(Stored items)
┏━━

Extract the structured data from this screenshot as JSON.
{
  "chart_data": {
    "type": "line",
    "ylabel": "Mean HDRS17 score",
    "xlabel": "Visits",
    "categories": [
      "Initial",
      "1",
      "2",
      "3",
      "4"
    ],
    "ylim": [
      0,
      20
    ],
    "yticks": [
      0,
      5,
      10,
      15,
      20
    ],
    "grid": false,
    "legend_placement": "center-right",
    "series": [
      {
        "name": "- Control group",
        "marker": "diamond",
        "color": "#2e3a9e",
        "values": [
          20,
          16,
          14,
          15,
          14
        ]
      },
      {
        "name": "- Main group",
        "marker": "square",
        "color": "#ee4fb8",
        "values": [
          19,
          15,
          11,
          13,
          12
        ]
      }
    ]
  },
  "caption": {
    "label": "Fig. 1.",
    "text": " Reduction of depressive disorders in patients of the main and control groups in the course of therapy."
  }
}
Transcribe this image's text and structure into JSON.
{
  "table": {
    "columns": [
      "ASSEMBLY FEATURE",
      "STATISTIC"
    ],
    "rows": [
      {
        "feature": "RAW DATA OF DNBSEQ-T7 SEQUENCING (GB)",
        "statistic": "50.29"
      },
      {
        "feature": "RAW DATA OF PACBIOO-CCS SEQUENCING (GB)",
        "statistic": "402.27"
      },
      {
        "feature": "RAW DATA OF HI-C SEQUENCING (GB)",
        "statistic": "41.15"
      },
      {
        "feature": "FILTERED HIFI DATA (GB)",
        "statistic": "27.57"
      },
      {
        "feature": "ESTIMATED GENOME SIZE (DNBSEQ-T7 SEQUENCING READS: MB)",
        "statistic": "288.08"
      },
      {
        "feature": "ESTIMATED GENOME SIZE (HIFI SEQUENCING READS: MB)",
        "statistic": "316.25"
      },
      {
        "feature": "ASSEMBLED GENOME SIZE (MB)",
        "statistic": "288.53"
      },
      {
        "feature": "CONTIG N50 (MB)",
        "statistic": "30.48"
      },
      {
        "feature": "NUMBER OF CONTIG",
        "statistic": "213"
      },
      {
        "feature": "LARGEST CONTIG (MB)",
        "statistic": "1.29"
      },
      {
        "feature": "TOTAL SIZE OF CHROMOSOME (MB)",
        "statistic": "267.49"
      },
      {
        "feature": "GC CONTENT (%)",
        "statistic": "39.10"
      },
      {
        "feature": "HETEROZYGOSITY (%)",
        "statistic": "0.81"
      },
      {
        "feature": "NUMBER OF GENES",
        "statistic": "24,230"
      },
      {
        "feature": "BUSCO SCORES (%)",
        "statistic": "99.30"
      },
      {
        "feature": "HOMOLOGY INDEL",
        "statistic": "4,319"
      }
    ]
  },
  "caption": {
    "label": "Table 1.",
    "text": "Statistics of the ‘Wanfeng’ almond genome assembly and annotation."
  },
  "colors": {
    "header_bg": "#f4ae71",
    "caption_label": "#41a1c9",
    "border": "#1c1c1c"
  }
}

┗━━

◆ **INSTRUCTIONS TO FOLLOW**: Collect every line above that contains the word "NUMBER".

◆ **SOLUTION**:
        "feature": "NUMBER OF CONTIG",
        "feature": "NUMBER OF GENES",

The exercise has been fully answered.